▶ Records shown:
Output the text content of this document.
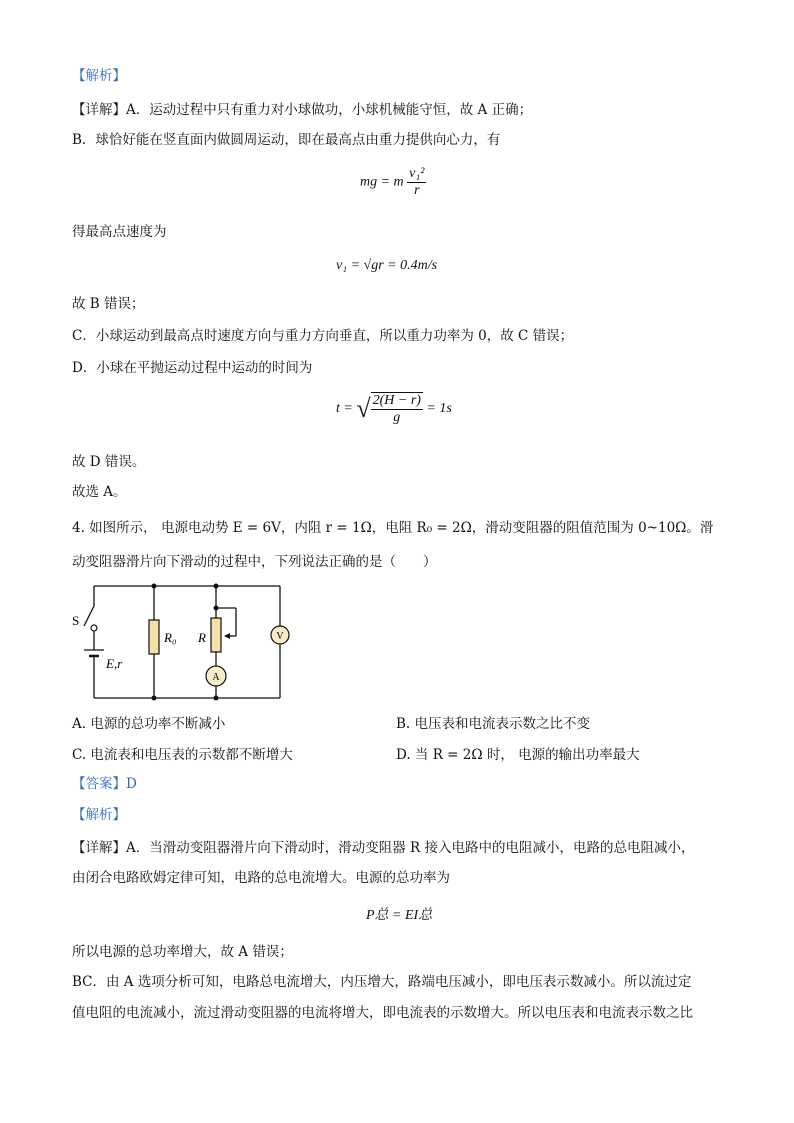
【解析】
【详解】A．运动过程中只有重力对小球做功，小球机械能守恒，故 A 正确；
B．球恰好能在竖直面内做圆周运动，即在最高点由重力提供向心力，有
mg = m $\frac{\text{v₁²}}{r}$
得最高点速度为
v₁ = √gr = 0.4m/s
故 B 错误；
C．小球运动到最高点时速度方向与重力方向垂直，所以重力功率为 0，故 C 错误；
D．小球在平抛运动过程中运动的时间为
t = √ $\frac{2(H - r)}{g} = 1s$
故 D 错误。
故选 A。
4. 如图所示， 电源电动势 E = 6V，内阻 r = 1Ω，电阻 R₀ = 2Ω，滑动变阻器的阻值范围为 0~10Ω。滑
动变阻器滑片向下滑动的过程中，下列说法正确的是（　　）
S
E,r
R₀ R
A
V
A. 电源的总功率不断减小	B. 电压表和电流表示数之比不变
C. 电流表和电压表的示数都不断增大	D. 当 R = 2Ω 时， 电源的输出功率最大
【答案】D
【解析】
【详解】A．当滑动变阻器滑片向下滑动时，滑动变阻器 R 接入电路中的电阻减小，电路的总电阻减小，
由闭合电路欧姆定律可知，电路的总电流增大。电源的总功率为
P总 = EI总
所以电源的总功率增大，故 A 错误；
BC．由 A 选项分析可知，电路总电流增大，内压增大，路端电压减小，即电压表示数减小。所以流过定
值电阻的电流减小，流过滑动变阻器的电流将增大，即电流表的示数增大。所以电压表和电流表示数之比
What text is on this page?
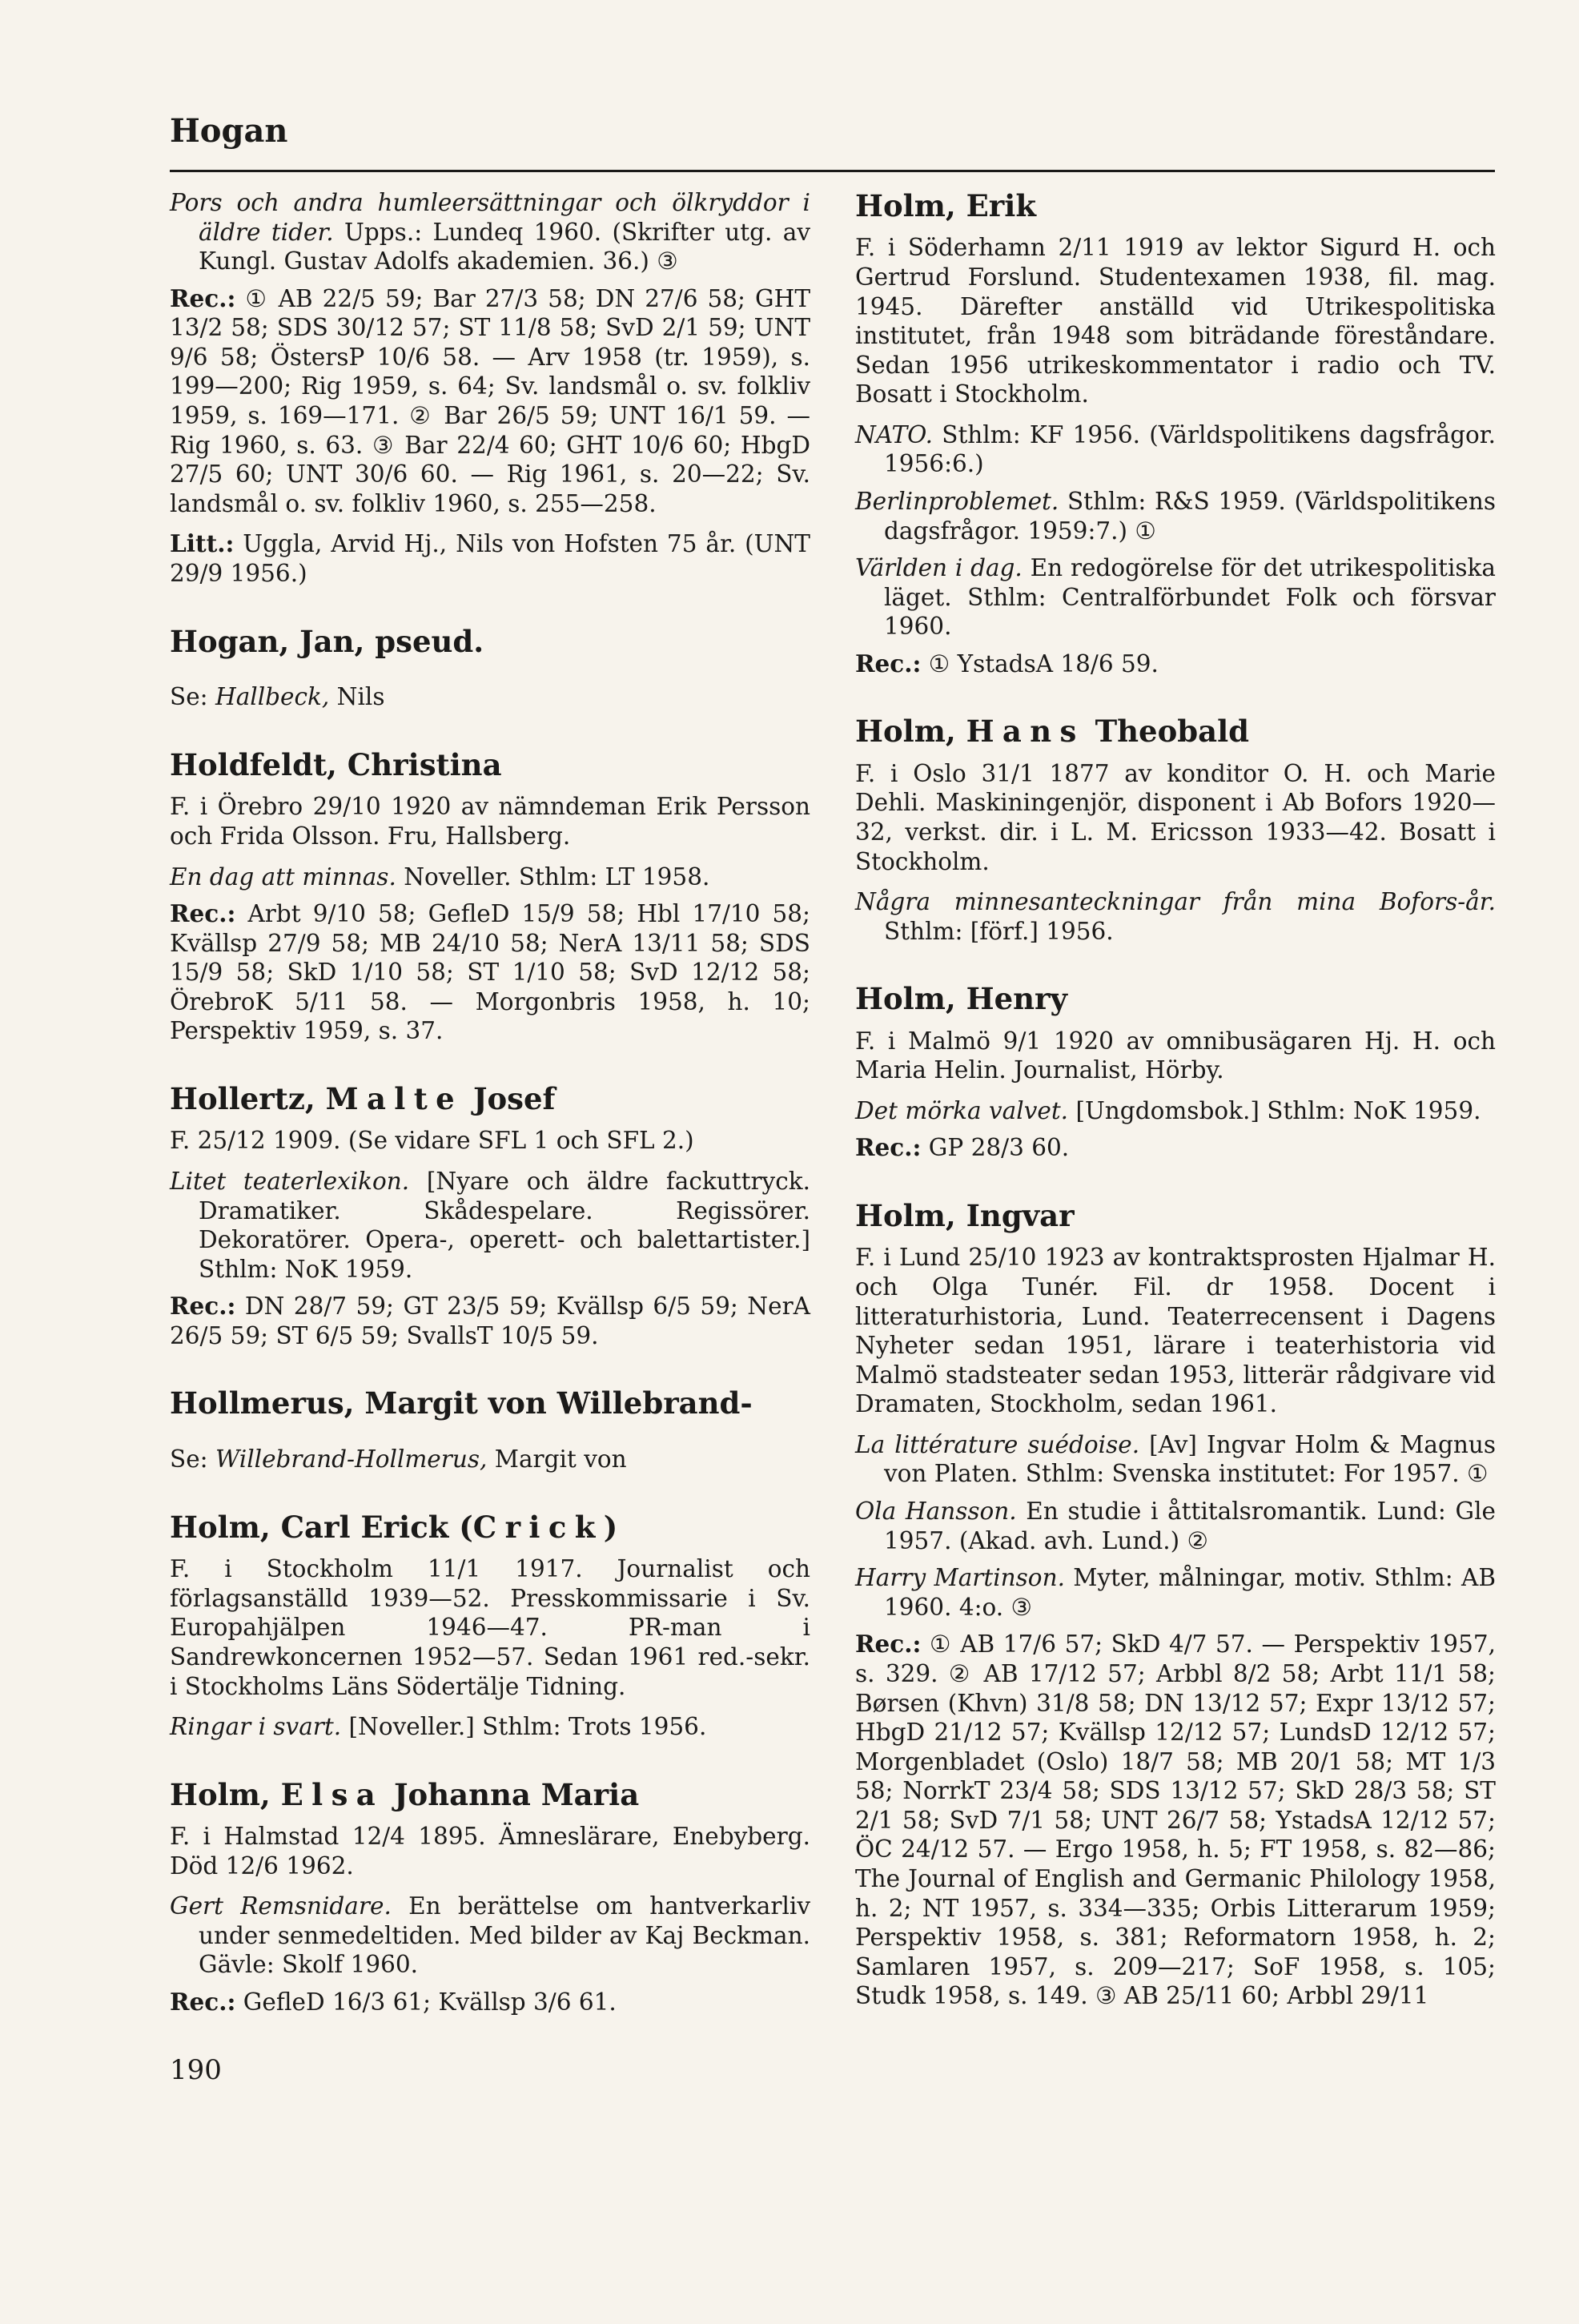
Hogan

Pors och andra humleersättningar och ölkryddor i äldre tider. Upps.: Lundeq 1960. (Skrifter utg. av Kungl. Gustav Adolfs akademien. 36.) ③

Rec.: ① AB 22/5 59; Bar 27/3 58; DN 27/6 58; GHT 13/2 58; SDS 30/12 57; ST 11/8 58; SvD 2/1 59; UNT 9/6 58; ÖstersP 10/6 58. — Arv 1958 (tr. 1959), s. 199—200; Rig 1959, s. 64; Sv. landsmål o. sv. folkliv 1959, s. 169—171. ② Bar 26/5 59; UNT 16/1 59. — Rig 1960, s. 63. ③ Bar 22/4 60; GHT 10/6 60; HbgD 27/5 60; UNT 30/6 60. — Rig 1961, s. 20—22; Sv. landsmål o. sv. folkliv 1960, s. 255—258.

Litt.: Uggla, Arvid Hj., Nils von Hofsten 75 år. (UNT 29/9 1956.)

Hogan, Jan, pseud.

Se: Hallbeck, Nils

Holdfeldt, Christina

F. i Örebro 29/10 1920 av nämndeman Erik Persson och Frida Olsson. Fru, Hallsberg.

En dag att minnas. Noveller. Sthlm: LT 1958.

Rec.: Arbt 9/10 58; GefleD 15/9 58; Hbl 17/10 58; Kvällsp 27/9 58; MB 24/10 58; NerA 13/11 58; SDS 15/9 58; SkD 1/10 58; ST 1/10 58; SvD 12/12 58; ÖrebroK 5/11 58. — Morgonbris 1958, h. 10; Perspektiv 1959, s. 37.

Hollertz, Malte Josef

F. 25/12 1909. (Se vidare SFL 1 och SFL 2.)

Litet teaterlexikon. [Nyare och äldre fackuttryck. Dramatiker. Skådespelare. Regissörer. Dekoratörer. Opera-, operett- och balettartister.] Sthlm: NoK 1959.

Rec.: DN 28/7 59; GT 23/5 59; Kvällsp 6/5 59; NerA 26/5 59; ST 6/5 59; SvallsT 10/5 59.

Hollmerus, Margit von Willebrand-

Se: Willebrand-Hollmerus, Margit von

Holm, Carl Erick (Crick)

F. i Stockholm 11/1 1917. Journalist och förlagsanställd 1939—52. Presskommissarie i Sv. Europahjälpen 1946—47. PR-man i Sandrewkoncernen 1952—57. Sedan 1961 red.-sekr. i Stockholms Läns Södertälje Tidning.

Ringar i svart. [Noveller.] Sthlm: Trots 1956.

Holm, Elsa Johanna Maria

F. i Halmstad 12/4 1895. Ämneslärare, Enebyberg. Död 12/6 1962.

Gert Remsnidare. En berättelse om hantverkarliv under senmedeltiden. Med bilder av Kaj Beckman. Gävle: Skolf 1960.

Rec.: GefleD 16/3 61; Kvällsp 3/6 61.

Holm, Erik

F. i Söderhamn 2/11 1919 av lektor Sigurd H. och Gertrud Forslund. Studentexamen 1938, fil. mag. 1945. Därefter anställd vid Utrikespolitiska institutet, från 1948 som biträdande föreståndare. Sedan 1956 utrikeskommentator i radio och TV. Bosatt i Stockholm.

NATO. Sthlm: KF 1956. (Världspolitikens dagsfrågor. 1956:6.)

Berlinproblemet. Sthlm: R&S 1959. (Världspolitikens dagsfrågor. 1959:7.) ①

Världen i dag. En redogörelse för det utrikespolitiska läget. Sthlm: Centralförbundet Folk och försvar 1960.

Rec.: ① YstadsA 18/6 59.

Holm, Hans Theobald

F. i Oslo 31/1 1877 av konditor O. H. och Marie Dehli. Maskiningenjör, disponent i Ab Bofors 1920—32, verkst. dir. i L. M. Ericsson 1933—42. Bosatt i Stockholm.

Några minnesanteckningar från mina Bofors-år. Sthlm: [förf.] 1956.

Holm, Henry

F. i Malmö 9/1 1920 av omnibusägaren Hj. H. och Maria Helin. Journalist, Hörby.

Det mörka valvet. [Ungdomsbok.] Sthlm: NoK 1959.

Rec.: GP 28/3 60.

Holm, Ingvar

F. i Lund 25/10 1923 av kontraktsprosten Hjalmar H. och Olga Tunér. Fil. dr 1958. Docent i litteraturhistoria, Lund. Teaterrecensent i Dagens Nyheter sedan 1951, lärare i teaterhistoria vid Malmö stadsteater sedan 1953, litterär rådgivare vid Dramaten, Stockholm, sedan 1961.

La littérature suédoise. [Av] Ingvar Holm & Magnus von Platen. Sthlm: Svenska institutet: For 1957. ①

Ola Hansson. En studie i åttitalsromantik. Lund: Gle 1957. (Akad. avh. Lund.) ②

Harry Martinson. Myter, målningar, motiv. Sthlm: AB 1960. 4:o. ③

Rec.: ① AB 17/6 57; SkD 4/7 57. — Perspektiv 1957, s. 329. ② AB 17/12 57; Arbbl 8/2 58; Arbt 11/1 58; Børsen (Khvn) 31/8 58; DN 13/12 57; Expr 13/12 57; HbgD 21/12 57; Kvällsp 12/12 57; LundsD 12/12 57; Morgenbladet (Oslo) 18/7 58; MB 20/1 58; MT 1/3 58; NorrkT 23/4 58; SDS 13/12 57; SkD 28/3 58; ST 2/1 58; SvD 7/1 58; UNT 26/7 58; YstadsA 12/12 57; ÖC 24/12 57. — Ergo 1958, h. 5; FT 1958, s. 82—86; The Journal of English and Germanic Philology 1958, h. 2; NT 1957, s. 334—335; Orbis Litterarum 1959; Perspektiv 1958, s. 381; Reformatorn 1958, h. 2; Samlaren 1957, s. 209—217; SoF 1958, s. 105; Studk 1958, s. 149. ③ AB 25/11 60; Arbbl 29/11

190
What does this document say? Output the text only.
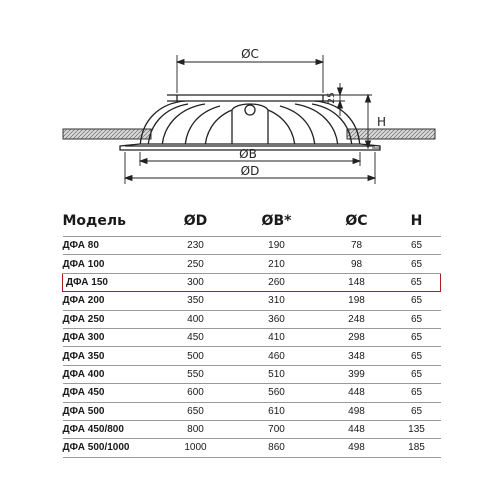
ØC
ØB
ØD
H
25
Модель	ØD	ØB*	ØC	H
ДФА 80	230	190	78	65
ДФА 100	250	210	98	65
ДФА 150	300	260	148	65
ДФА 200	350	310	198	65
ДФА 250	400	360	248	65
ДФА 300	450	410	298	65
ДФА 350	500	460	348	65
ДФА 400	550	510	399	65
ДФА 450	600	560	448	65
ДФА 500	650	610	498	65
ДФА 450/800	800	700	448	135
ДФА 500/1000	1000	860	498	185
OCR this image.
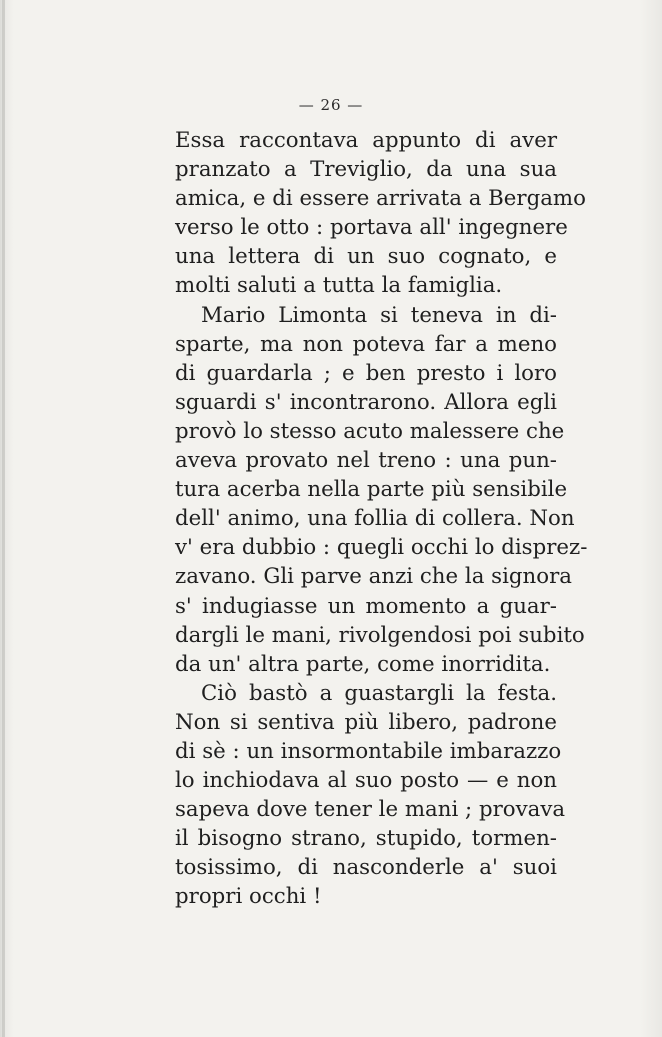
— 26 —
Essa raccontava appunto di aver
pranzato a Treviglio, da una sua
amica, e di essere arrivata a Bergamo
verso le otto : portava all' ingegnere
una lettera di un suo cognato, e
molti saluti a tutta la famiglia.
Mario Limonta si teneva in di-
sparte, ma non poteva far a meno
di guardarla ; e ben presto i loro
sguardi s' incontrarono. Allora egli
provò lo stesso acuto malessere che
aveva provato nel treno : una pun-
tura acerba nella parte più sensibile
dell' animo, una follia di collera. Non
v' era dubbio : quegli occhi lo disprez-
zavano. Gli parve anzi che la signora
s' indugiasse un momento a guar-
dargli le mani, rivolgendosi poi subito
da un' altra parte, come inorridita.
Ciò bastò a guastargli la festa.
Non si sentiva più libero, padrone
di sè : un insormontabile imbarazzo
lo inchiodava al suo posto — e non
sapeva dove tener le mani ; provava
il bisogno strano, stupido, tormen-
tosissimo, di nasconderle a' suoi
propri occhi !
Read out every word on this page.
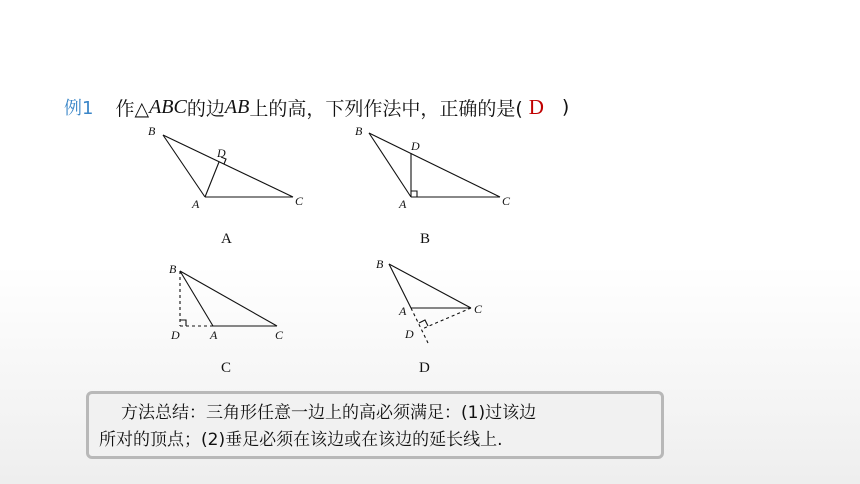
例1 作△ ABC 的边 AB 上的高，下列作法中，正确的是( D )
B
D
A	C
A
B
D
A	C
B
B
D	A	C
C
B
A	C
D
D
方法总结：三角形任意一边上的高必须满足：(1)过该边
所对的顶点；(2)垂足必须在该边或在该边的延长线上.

▶ Problem statement:
Find the line that contains "What does this", then write out that line and every line after it through the end of the records, exactly. Leave the pictures out.

▶ Response to the task:
What does this document say? Output the text only.
ØC
ØB
ØD
H
25
Модель	ØD	ØB*	ØC	H
ДФА 80	230	190	78	65
ДФА 100	250	210	98	65
ДФА 150	300	260	148	65
ДФА 200	350	310	198	65
ДФА 250	400	360	248	65
ДФА 300	450	410	298	65
ДФА 350	500	460	348	65
ДФА 400	550	510	399	65
ДФА 450	600	560	448	65
ДФА 500	650	610	498	65
ДФА 450/800	800	700	448	135
ДФА 500/1000	1000	860	498	185
OCR this image.
— 26 —
Essa raccontava appunto di aver
pranzato a Treviglio, da una sua
amica, e di essere arrivata a Bergamo
verso le otto : portava all' ingegnere
una lettera di un suo cognato, e
molti saluti a tutta la famiglia.
Mario Limonta si teneva in di-
sparte, ma non poteva far a meno
di guardarla ; e ben presto i loro
sguardi s' incontrarono. Allora egli
provò lo stesso acuto malessere che
aveva provato nel treno : una pun-
tura acerba nella parte più sensibile
dell' animo, una follia di collera. Non
v' era dubbio : quegli occhi lo disprez-
zavano. Gli parve anzi che la signora
s' indugiasse un momento a guar-
dargli le mani, rivolgendosi poi subito
da un' altra parte, come inorridita.
Ciò bastò a guastargli la festa.
Non si sentiva più libero, padrone
di sè : un insormontabile imbarazzo
lo inchiodava al suo posto — e non
sapeva dove tener le mani ; provava
il bisogno strano, stupido, tormen-
tosissimo, di nasconderle a' suoi
propri occhi !
Read out every word on this page.
例1 作△ ABC 的边 AB 上的高，下列作法中，正确的是( D )
B
D
A	C
A
B
D
A	C
B
B
D	A	C
C
B
A	C
D
D
方法总结：三角形任意一边上的高必须满足：(1)过该边
所对的顶点；(2)垂足必须在该边或在该边的延长线上.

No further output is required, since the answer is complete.